* **WORK TO BE COMPLETED**
Rewrite the lines from the start of the rows up to and including the line with "x-tick-label: GRCh38 bbox=[418, 438, 470, 448]" as a Markdown table with the columns No. and Text, numbering each line and leaving out blank lines.

Start

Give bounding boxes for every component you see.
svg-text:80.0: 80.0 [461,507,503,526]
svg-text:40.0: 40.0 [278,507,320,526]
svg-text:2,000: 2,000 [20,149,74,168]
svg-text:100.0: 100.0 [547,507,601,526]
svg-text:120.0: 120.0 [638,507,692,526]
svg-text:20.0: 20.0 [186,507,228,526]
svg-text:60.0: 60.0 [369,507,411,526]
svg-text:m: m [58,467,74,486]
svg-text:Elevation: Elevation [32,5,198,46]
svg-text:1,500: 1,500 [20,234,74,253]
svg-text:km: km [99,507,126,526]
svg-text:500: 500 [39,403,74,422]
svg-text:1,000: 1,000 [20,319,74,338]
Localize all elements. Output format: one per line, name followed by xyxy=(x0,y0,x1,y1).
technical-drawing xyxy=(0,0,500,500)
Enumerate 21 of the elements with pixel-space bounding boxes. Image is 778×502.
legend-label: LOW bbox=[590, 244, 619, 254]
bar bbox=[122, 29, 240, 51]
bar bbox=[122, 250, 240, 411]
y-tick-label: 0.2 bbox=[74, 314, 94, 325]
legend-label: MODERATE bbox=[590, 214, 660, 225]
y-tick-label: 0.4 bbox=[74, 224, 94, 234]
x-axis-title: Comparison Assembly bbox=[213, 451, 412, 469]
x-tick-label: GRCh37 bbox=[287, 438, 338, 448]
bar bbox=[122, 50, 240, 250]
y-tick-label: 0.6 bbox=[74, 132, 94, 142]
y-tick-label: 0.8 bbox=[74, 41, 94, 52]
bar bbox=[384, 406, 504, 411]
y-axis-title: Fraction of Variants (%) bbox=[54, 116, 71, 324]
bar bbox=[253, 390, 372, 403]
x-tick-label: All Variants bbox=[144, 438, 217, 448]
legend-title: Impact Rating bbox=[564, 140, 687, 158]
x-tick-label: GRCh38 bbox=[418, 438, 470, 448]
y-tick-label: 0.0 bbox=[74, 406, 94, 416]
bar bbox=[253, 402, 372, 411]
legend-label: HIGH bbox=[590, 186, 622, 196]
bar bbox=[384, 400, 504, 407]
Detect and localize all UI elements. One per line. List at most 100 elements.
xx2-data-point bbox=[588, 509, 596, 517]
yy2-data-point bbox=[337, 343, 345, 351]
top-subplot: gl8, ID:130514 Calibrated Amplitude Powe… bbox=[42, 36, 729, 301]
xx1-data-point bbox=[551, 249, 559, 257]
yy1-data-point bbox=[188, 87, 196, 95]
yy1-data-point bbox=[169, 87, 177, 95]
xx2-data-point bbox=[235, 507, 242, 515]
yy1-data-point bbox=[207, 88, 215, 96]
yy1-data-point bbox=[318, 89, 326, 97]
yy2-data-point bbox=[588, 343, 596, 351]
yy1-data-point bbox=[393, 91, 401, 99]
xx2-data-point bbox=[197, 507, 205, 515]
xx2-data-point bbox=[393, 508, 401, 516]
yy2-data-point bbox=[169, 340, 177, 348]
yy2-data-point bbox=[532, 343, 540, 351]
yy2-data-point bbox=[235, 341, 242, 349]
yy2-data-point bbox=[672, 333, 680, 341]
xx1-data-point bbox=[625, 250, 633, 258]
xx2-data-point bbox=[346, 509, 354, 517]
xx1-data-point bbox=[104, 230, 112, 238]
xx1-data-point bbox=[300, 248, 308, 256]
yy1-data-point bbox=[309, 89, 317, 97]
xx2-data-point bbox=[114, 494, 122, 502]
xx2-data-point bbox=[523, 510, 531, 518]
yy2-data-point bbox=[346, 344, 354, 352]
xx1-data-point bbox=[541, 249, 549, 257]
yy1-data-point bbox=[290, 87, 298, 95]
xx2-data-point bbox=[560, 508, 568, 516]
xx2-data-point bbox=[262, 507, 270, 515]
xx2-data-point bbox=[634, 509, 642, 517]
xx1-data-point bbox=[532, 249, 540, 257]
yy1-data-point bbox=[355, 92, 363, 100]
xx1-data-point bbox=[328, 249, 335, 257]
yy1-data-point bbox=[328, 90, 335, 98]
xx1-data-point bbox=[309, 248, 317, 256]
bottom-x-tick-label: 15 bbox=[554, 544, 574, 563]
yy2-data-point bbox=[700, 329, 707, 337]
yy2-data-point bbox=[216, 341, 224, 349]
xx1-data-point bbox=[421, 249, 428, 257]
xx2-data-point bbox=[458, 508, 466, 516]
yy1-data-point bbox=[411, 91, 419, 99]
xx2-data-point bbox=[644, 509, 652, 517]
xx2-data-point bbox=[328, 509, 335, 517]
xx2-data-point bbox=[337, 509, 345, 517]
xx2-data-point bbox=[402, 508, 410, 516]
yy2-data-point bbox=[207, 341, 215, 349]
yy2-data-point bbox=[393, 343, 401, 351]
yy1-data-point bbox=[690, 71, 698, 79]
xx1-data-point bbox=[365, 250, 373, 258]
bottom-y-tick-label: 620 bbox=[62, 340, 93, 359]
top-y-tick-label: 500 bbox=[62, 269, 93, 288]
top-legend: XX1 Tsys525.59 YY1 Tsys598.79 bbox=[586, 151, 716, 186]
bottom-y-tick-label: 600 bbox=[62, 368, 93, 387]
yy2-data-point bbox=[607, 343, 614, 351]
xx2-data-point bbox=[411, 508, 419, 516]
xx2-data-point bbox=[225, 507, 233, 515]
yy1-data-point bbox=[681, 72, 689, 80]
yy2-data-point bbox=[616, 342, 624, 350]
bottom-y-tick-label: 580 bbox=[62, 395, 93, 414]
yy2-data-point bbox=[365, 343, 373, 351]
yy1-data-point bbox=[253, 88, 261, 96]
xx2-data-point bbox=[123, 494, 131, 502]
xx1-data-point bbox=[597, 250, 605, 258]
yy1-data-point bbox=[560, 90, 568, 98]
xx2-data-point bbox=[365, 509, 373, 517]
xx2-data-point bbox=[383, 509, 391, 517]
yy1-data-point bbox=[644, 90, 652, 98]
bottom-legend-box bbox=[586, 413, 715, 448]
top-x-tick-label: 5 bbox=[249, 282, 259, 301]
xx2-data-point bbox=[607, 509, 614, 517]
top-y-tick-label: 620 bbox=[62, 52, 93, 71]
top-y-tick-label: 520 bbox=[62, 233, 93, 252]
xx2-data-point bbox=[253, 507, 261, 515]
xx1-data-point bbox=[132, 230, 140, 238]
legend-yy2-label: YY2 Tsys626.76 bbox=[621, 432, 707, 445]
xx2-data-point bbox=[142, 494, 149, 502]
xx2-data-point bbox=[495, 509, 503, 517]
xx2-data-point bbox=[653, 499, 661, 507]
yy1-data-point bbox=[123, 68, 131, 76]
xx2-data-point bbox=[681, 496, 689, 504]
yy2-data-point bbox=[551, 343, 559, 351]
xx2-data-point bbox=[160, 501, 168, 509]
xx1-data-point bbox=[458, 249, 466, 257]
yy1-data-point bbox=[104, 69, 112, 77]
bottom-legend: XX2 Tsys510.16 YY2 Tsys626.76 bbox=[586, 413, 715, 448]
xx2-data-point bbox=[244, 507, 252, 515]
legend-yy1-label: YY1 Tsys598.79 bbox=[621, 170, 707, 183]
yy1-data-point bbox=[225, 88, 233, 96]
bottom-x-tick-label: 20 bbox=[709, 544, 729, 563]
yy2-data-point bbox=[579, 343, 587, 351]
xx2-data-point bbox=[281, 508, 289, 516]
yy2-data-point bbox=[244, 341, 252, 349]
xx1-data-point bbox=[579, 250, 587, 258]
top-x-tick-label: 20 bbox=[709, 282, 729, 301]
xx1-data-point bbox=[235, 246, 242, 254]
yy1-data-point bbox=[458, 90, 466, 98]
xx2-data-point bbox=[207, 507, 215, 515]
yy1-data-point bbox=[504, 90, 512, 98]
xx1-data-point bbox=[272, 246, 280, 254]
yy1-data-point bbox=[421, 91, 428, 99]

End

* **ANSWER TO THIS PROBLEM**
| No. | Text |
|---|---|
| 1 | Give bounding boxes for every component you see. |
| 2 | svg-text:80.0: 80.0 [461,507,503,526] |
| 3 | svg-text:40.0: 40.0 [278,507,320,526] |
| 4 | svg-text:2,000: 2,000 [20,149,74,168] |
| 5 | svg-text:100.0: 100.0 [547,507,601,526] |
| 6 | svg-text:120.0: 120.0 [638,507,692,526] |
| 7 | svg-text:20.0: 20.0 [186,507,228,526] |
| 8 | svg-text:60.0: 60.0 [369,507,411,526] |
| 9 | svg-text:m: m [58,467,74,486] |
| 10 | svg-text:Elevation: Elevation [32,5,198,46] |
| 11 | svg-text:1,500: 1,500 [20,234,74,253] |
| 12 | svg-text:km: km [99,507,126,526] |
| 13 | svg-text:500: 500 [39,403,74,422] |
| 14 | svg-text:1,000: 1,000 [20,319,74,338] |
| 15 | Localize all elements. Output format: one per line, name followed by xyxy=(x0,y0,x1,y1). |
| 16 | technical-drawing xyxy=(0,0,500,500) |
| 17 | Enumerate 21 of the elements with pixel-space bounding boxes. Image is 778×502. |
| 18 | legend-label: LOW bbox=[590, 244, 619, 254] |
| 19 | bar bbox=[122, 29, 240, 51] |
| 20 | bar bbox=[122, 250, 240, 411] |
| 21 | y-tick-label: 0.2 bbox=[74, 314, 94, 325] |
| 22 | legend-label: MODERATE bbox=[590, 214, 660, 225] |
| 23 | y-tick-label: 0.4 bbox=[74, 224, 94, 234] |
| 24 | x-axis-title: Comparison Assembly bbox=[213, 451, 412, 469] |
| 25 | x-tick-label: GRCh37 bbox=[287, 438, 338, 448] |
| 26 | bar bbox=[122, 50, 240, 250] |
| 27 | y-tick-label: 0.6 bbox=[74, 132, 94, 142] |
| 28 | y-tick-label: 0.8 bbox=[74, 41, 94, 52] |
| 29 | bar bbox=[384, 406, 504, 411] |
| 30 | y-axis-title: Fraction of Variants (%) bbox=[54, 116, 71, 324] |
| 31 | bar bbox=[253, 390, 372, 403] |
| 32 | x-tick-label: All Variants bbox=[144, 438, 217, 448] |
| 33 | legend-title: Impact Rating bbox=[564, 140, 687, 158] |
| 34 | x-tick-label: GRCh38 bbox=[418, 438, 470, 448] |